(CHALLENGE):
Go through the entries one line at a time, and gather every line that has the word "educación".
--- Start of DATA TO PROCESS ---
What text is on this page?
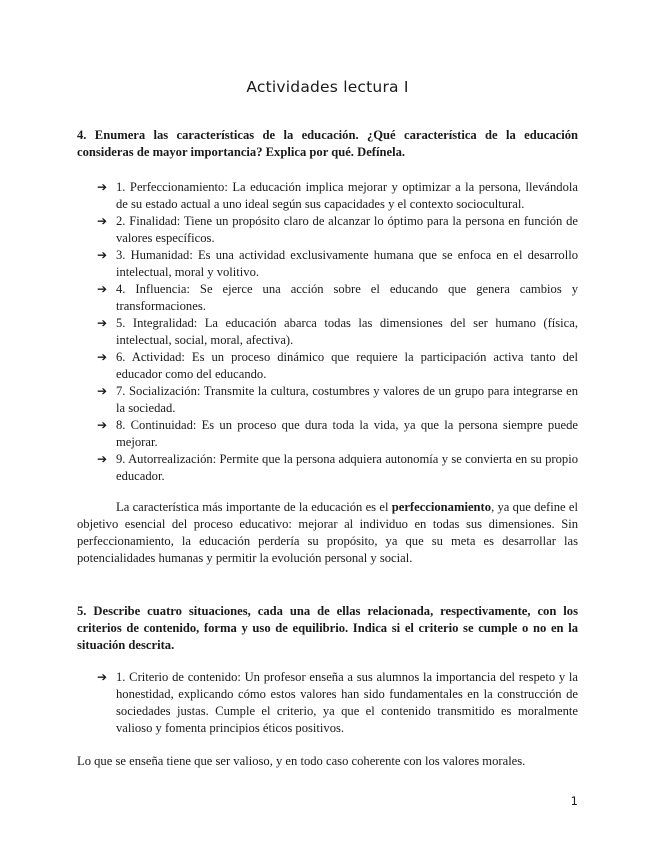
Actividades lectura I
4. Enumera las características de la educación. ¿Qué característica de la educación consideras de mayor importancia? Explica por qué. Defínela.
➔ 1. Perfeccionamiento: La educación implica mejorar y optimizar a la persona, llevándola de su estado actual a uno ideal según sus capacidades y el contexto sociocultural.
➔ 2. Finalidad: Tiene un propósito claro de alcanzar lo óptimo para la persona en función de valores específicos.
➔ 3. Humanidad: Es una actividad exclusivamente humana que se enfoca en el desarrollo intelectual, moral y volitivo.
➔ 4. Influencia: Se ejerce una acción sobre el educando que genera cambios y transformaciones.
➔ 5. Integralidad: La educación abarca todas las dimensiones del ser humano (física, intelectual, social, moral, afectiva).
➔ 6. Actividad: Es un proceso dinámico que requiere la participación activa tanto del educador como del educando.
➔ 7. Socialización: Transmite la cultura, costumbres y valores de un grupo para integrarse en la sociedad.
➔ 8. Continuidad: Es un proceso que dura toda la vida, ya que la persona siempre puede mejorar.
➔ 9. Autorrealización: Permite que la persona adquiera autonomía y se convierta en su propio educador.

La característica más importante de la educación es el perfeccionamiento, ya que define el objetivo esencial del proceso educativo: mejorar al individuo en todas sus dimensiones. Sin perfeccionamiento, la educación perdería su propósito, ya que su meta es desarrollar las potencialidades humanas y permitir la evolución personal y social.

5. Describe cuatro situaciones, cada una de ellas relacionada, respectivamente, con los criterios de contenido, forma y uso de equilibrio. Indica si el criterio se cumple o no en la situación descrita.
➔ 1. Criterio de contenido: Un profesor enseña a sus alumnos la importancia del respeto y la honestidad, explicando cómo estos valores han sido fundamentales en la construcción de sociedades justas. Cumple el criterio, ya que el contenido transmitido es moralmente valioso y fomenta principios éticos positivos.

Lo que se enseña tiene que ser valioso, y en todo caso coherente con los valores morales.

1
--- End of DATA TO PROCESS ---
--- Start of DATA TO PROCESS ---
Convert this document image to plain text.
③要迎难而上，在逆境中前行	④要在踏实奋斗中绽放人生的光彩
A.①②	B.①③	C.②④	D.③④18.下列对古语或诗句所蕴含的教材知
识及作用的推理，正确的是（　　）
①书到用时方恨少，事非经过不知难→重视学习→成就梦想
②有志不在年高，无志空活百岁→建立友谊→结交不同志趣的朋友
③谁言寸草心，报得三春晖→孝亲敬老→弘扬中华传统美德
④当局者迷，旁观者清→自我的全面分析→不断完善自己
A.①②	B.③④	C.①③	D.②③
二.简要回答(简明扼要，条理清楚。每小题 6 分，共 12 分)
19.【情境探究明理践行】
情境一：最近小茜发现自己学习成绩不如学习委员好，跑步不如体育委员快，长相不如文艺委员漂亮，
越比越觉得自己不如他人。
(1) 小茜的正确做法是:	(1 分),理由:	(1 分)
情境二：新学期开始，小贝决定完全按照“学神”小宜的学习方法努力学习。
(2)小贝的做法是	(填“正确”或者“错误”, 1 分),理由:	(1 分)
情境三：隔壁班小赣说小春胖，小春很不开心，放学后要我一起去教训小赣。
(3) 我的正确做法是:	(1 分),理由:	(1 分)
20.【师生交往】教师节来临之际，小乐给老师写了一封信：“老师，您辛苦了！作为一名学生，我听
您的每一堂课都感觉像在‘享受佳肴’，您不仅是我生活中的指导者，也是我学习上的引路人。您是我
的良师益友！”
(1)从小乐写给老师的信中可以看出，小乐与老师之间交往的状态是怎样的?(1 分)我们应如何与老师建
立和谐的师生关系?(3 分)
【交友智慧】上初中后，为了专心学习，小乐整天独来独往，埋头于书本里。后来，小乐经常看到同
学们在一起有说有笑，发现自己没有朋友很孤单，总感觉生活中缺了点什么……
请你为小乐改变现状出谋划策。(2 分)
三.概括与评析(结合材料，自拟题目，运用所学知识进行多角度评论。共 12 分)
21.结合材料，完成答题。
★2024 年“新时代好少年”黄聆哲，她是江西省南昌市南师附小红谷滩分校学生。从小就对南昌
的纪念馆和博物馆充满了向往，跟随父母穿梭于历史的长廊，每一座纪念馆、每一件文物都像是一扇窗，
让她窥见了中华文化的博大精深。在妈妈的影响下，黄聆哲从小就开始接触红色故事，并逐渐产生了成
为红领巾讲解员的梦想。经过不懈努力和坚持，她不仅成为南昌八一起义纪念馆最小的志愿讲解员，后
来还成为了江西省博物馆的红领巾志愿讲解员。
--- End of DATA TO PROCESS ---
(FULL ANSWER):
4. Enumera las características de la educación. ¿Qué característica de la educación consideras de mayor importancia? Explica por qué. Defínela.
➔ 1. Perfeccionamiento: La educación implica mejorar y optimizar a la persona, llevándola de su estado actual a uno ideal según sus capacidades y el contexto sociocultural.
➔ 5. Integralidad: La educación abarca todas las dimensiones del ser humano (física, intelectual, social, moral, afectiva).
La característica más importante de la educación es el perfeccionamiento, ya que define el objetivo esencial del proceso educativo: mejorar al individuo en todas sus dimensiones. Sin perfeccionamiento, la educación perdería su propósito, ya que su meta es desarrollar las potencialidades humanas y permitir la evolución personal y social.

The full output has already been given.